* **What is asked**: Report the count of lines below that include "connected", without any other text.

* **Data section**:

## BEGIN

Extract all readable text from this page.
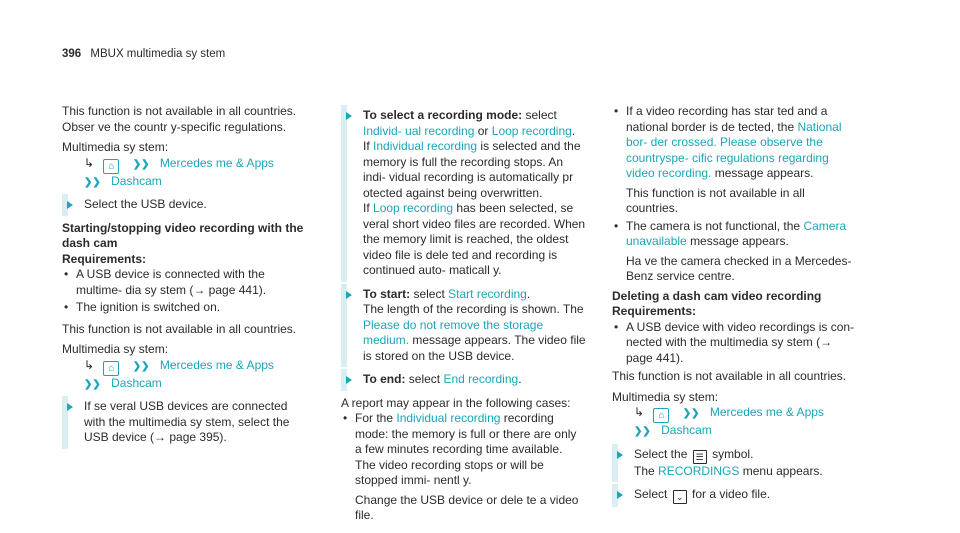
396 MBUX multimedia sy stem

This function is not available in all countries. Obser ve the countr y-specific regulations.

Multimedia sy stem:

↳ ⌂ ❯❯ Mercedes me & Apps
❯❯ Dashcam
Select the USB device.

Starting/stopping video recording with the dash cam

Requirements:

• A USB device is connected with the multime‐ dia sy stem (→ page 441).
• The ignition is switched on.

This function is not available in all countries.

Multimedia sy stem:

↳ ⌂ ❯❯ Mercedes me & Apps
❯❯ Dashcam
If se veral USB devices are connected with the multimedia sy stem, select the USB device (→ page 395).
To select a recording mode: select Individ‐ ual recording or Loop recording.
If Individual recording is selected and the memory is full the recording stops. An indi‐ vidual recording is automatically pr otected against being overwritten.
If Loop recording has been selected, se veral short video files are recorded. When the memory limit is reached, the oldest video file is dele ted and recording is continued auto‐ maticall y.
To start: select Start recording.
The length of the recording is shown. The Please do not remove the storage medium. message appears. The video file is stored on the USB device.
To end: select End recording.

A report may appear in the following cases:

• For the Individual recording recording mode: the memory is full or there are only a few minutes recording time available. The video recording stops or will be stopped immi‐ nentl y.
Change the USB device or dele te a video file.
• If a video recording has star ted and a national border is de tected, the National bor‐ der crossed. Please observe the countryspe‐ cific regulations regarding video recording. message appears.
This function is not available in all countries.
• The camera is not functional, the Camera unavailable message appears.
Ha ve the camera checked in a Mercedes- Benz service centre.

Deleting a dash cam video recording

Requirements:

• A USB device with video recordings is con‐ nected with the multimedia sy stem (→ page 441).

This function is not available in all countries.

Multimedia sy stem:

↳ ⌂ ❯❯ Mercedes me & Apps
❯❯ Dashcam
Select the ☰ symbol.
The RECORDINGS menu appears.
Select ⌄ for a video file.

## END
## BEGIN

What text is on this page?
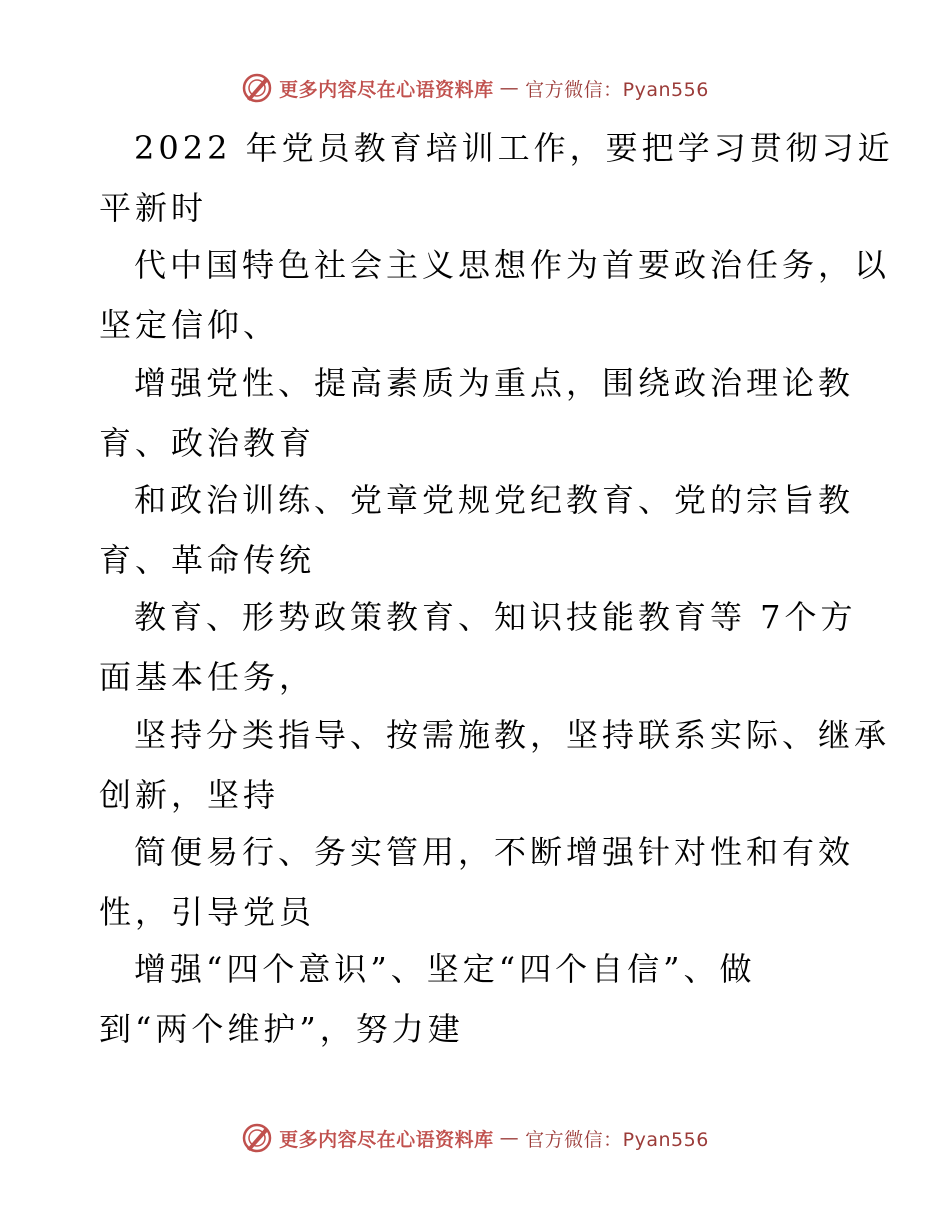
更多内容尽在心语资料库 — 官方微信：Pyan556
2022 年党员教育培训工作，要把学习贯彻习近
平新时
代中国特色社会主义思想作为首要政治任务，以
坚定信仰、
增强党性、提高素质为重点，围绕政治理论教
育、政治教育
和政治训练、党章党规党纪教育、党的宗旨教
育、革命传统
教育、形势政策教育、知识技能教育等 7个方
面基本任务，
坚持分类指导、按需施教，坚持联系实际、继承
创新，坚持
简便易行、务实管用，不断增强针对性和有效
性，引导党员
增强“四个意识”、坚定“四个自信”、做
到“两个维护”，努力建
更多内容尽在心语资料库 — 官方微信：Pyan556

## END
## BEGIN

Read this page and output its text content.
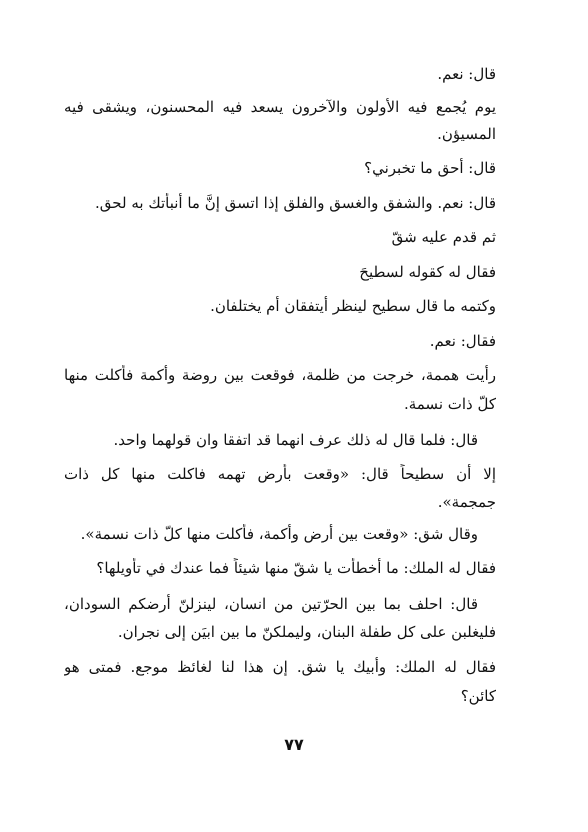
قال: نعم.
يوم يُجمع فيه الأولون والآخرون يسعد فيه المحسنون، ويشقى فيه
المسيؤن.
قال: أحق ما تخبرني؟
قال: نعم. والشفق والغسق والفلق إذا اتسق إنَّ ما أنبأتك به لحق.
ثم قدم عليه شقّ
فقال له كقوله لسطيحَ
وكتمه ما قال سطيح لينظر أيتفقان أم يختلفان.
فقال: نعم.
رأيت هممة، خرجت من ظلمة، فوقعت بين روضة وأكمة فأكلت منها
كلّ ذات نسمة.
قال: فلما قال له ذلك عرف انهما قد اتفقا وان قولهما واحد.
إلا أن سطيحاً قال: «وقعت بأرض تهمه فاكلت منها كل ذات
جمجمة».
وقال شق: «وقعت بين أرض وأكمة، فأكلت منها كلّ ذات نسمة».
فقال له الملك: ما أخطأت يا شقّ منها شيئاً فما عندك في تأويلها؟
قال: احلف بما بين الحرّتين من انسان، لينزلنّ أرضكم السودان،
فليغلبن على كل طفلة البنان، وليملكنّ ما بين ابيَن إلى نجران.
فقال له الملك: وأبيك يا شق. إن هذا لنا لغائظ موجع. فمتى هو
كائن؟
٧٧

## END

* **Final answer**: 2